Gather every line holding the string "beenden".

Data tied to figure images
++++
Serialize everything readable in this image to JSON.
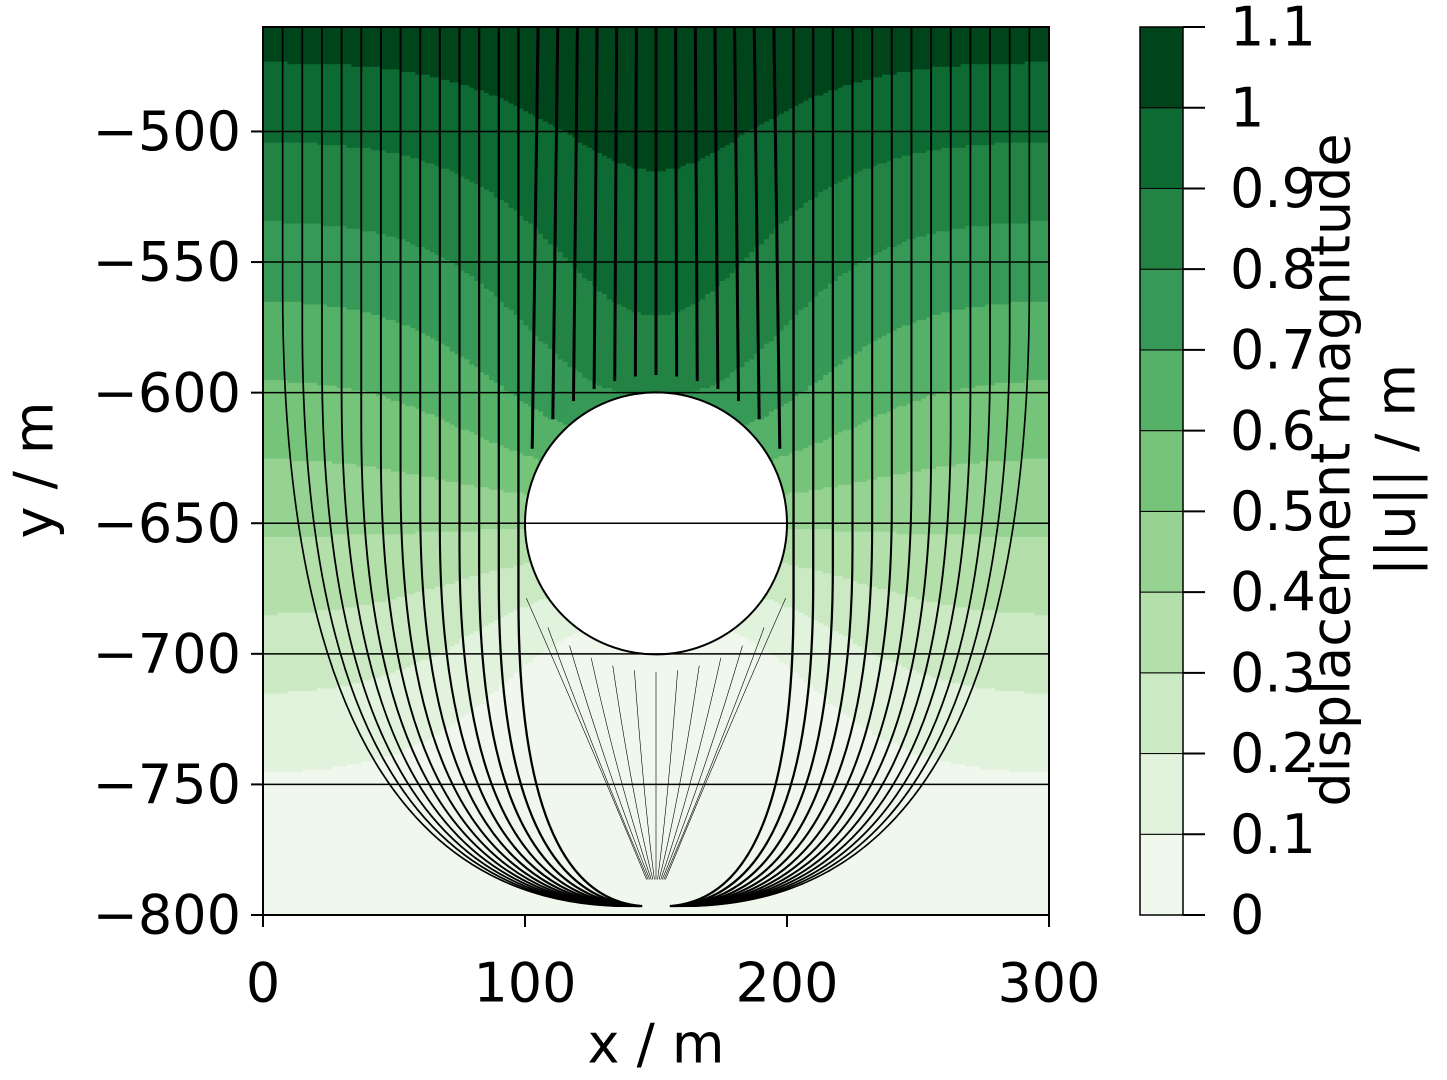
{
  "chart_data": {
    "type": "contour",
    "xlabel": "x / m",
    "ylabel": "y / m",
    "xlim": [
      0,
      300
    ],
    "ylim": [
      -800,
      -460
    ],
    "xticks": [
      0,
      100,
      200,
      300
    ],
    "yticks": [
      {
        "value": -500,
        "label": "−500"
      },
      {
        "value": -550,
        "label": "−550"
      },
      {
        "value": -600,
        "label": "−600"
      },
      {
        "value": -650,
        "label": "−650"
      },
      {
        "value": -700,
        "label": "−700"
      },
      {
        "value": -750,
        "label": "−750"
      },
      {
        "value": -800,
        "label": "−800"
      }
    ],
    "levels": [
      0,
      0.1,
      0.2,
      0.3,
      0.4,
      0.5,
      0.6,
      0.7,
      0.8,
      0.9,
      1,
      1.1
    ],
    "colors": [
      "#f0f7ed",
      "#e2f3dd",
      "#cbeac4",
      "#b2dfaa",
      "#96d292",
      "#76c479",
      "#55b068",
      "#379957",
      "#228344",
      "#0d6a32",
      "#00441b"
    ],
    "colorbar_label": [
      "displacement magnitude",
      "||u|| / m"
    ]
  }
}
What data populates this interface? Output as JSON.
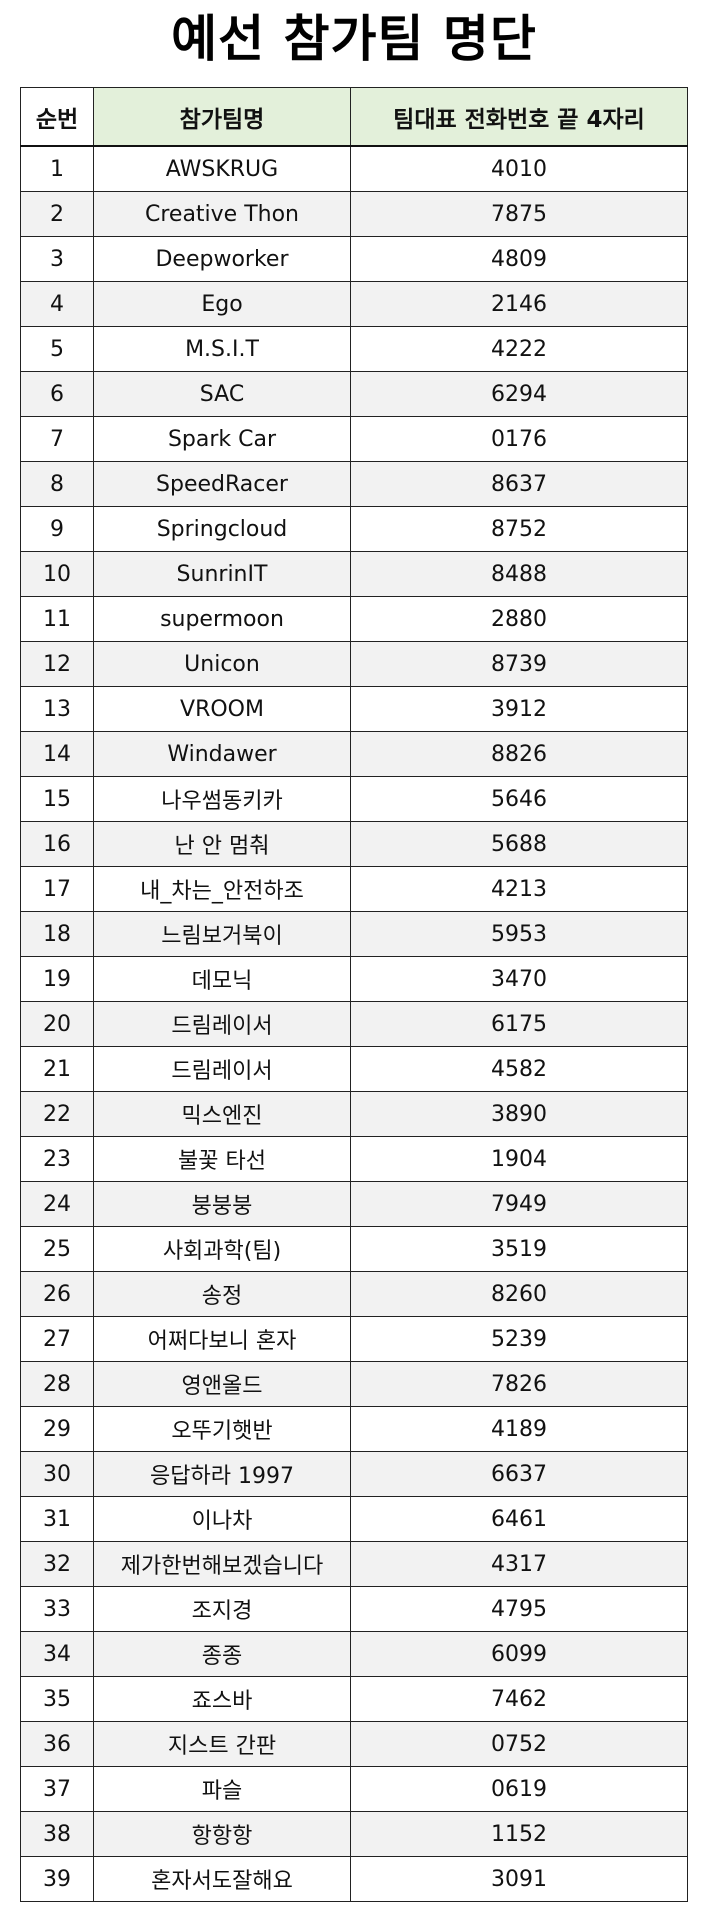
{
  "title": "예선 참가팀 명단",
  "colors": {
    "header_green": "#e3f0da",
    "zebra_gray": "#f2f2f2",
    "border": "#222222"
  },
  "table": {
    "headers": [
      "순번",
      "참가팀명",
      "팀대표 전화번호 끝 4자리"
    ],
    "rows": [
      [
        "1",
        "AWSKRUG",
        "4010"
      ],
      [
        "2",
        "Creative Thon",
        "7875"
      ],
      [
        "3",
        "Deepworker",
        "4809"
      ],
      [
        "4",
        "Ego",
        "2146"
      ],
      [
        "5",
        "M.S.I.T",
        "4222"
      ],
      [
        "6",
        "SAC",
        "6294"
      ],
      [
        "7",
        "Spark Car",
        "0176"
      ],
      [
        "8",
        "SpeedRacer",
        "8637"
      ],
      [
        "9",
        "Springcloud",
        "8752"
      ],
      [
        "10",
        "SunrinIT",
        "8488"
      ],
      [
        "11",
        "supermoon",
        "2880"
      ],
      [
        "12",
        "Unicon",
        "8739"
      ],
      [
        "13",
        "VROOM",
        "3912"
      ],
      [
        "14",
        "Windawer",
        "8826"
      ],
      [
        "15",
        "나우썸동키카",
        "5646"
      ],
      [
        "16",
        "난 안 멈춰",
        "5688"
      ],
      [
        "17",
        "내_차는_안전하조",
        "4213"
      ],
      [
        "18",
        "느림보거북이",
        "5953"
      ],
      [
        "19",
        "데모닉",
        "3470"
      ],
      [
        "20",
        "드림레이서",
        "6175"
      ],
      [
        "21",
        "드림레이서",
        "4582"
      ],
      [
        "22",
        "믹스엔진",
        "3890"
      ],
      [
        "23",
        "불꽃 타선",
        "1904"
      ],
      [
        "24",
        "붕붕붕",
        "7949"
      ],
      [
        "25",
        "사회과학(팀)",
        "3519"
      ],
      [
        "26",
        "송정",
        "8260"
      ],
      [
        "27",
        "어쩌다보니 혼자",
        "5239"
      ],
      [
        "28",
        "영앤올드",
        "7826"
      ],
      [
        "29",
        "오뚜기햇반",
        "4189"
      ],
      [
        "30",
        "응답하라 1997",
        "6637"
      ],
      [
        "31",
        "이나차",
        "6461"
      ],
      [
        "32",
        "제가한번해보겠습니다",
        "4317"
      ],
      [
        "33",
        "조지경",
        "4795"
      ],
      [
        "34",
        "종종",
        "6099"
      ],
      [
        "35",
        "죠스바",
        "7462"
      ],
      [
        "36",
        "지스트 간판",
        "0752"
      ],
      [
        "37",
        "파슬",
        "0619"
      ],
      [
        "38",
        "항항항",
        "1152"
      ],
      [
        "39",
        "혼자서도잘해요",
        "3091"
      ]
    ]
  }
}
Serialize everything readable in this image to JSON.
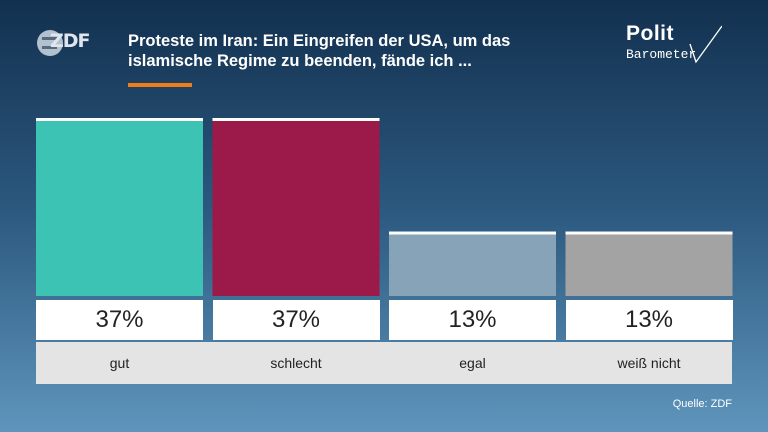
{
  "header": {
    "broadcaster_logo": "ZDF",
    "title": "Proteste im Iran: Ein Eingreifen der USA, um das islamische Regime zu beenden, fände ich ...",
    "brand_top": "Polit",
    "brand_bottom": "Barometer"
  },
  "colors": {
    "accent": "#f07d1c",
    "gut": "#3cc3b4",
    "schlecht": "#9b1a4a",
    "egal": "#87a3b7",
    "weiss_nicht": "#a3a3a3"
  },
  "chart_data": {
    "type": "bar",
    "categories": [
      "gut",
      "schlecht",
      "egal",
      "weiß nicht"
    ],
    "values": [
      37,
      37,
      13,
      13
    ],
    "value_labels": [
      "37%",
      "37%",
      "13%",
      "13%"
    ],
    "colors": [
      "#3cc3b4",
      "#9b1a4a",
      "#87a3b7",
      "#a3a3a3"
    ],
    "ylim": [
      0,
      37
    ],
    "grid": false,
    "title": "Proteste im Iran: Ein Eingreifen der USA, um das islamische Regime zu beenden, fände ich ..."
  },
  "footer": {
    "source": "Quelle: ZDF"
  }
}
++++
### Exercise result
    "title": "Proteste im Iran: Ein Eingreifen der USA, um das islamische Regime zu beenden, fände ich ...",
    "title": "Proteste im Iran: Ein Eingreifen der USA, um das islamische Regime zu beenden, fände ich ..."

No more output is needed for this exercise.